:: Your task ::
Look for the word "开关箱周围不准堆放杂物" in the entries below, then copy every line that has it.

:: Records provided ::
+ + + + +
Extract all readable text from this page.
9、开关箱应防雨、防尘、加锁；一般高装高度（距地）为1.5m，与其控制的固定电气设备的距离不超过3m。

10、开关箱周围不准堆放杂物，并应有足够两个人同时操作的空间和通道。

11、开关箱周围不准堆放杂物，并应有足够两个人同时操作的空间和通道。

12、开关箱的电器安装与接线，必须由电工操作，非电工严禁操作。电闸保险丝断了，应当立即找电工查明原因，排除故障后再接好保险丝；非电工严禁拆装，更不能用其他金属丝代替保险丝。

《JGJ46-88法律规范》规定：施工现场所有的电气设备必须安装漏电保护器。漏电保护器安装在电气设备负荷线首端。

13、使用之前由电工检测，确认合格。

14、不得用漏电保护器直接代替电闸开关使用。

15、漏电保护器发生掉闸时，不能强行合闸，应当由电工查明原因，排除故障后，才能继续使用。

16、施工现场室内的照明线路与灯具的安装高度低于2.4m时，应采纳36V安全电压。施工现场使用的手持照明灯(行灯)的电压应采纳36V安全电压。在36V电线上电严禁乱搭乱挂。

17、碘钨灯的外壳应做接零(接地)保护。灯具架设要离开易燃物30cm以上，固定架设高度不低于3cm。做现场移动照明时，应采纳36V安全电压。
+ + + + +
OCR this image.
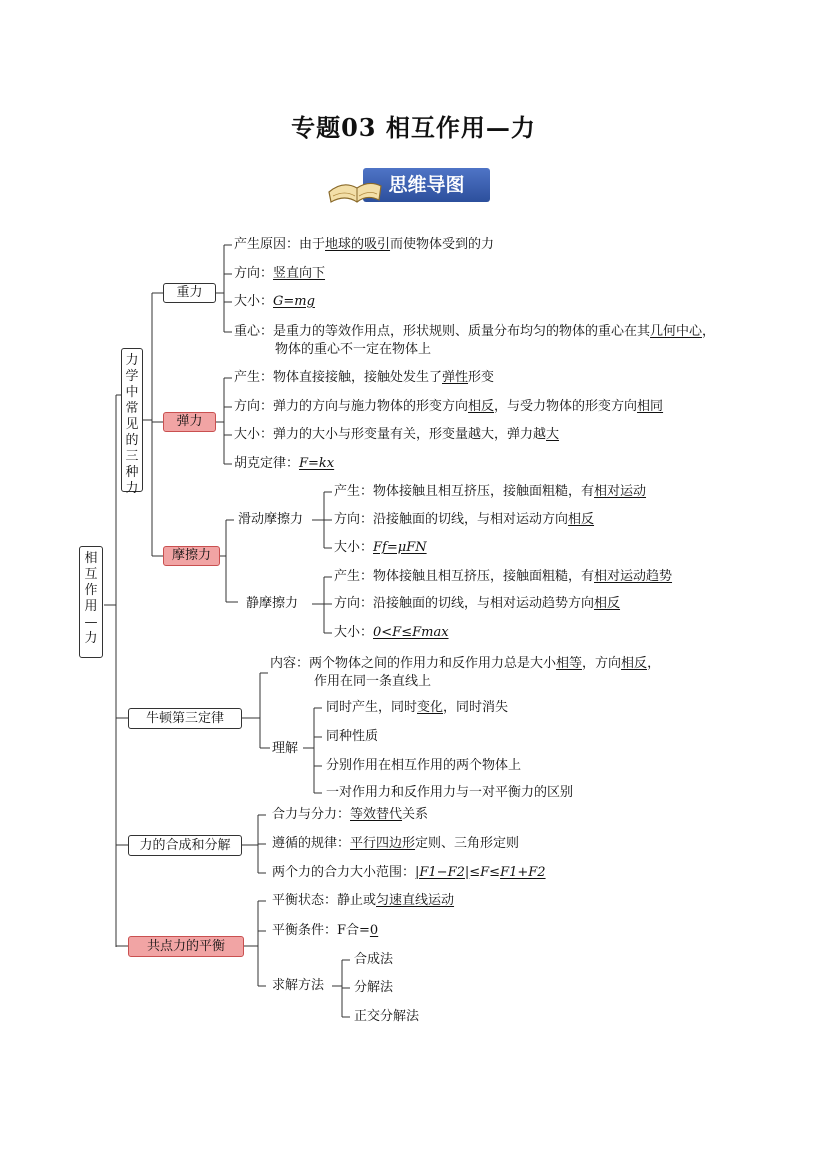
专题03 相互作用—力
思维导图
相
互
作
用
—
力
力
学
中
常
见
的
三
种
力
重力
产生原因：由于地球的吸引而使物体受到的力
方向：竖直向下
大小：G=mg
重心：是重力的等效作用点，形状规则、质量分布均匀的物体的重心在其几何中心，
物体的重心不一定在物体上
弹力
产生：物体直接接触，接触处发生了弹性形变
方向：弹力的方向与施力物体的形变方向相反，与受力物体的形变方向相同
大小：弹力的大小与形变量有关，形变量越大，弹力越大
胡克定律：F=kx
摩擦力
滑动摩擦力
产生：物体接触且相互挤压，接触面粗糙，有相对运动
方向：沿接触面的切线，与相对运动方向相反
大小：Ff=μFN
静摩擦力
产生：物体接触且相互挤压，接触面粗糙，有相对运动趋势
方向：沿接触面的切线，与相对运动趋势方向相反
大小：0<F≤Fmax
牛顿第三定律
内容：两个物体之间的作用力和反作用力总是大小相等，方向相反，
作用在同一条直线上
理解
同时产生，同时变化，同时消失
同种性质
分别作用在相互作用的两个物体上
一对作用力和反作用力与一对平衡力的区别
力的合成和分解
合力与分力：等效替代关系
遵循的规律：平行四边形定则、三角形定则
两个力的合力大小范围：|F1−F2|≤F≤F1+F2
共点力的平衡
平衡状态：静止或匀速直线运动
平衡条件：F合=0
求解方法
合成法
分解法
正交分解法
+ + + + +
:: Solution to this exercise ::
10、开关箱周围不准堆放杂物，并应有足够两个人同时操作的空间和通道。
11、开关箱周围不准堆放杂物，并应有足够两个人同时操作的空间和通道。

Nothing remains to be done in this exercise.